GIVEN PROBLEM => Narrow the data below down to the lines containing "text".
— Start MATERIAL PROVIDED —
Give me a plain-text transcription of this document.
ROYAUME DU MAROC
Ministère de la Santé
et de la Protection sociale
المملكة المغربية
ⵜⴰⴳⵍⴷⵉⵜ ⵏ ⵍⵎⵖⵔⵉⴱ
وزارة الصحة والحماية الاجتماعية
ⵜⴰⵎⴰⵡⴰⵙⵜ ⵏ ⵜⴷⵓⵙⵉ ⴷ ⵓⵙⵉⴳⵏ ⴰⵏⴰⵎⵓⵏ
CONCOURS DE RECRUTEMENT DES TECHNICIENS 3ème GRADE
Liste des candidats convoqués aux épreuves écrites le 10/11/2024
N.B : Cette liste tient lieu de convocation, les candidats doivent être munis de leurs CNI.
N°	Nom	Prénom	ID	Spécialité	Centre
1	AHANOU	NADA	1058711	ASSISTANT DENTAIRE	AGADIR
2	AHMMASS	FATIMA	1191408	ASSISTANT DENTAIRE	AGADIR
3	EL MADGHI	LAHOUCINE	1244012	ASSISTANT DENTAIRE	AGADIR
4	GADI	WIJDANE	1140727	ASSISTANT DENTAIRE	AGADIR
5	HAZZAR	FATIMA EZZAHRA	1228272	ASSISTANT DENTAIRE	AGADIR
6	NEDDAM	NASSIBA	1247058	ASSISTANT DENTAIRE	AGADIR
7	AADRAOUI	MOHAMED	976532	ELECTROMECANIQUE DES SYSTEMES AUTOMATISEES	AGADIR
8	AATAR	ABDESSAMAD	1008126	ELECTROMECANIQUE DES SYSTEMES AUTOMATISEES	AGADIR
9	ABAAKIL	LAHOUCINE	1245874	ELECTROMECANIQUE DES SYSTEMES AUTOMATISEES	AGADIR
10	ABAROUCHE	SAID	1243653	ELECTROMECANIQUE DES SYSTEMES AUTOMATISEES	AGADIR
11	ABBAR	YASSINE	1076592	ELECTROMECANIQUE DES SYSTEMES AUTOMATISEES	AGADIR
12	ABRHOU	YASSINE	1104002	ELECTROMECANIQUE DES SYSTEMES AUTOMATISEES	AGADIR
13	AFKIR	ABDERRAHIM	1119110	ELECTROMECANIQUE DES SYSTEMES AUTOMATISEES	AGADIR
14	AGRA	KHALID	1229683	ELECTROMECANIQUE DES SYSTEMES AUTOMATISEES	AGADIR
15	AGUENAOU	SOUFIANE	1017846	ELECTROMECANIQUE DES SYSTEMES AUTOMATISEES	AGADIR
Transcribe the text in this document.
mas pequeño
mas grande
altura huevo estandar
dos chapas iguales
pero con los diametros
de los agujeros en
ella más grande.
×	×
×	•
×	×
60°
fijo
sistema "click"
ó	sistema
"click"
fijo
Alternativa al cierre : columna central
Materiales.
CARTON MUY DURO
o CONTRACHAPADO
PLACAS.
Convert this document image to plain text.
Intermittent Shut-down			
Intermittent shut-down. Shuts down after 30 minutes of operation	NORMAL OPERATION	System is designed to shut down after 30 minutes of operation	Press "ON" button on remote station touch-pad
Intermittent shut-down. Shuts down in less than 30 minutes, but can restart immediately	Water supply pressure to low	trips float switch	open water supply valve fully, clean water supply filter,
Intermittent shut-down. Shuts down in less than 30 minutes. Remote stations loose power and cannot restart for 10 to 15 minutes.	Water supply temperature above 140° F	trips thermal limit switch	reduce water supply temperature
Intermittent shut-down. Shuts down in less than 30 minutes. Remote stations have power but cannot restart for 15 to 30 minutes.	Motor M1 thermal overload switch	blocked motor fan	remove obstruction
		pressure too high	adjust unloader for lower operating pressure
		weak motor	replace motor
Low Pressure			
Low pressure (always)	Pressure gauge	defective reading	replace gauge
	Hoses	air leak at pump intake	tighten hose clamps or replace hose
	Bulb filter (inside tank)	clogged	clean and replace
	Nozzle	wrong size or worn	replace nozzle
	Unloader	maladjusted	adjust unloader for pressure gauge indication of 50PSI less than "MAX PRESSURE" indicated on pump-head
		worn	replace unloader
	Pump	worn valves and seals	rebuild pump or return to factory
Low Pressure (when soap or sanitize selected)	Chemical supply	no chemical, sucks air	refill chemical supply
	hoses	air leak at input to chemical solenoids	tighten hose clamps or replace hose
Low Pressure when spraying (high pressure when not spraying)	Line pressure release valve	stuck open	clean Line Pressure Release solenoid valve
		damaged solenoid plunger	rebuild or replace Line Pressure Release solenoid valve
— End MATERIAL PROVIDED —
WRITTEN RESPONSE =>
Give me a plain-text transcription of this document.
Transcribe the text in this document.
Convert this document image to plain text.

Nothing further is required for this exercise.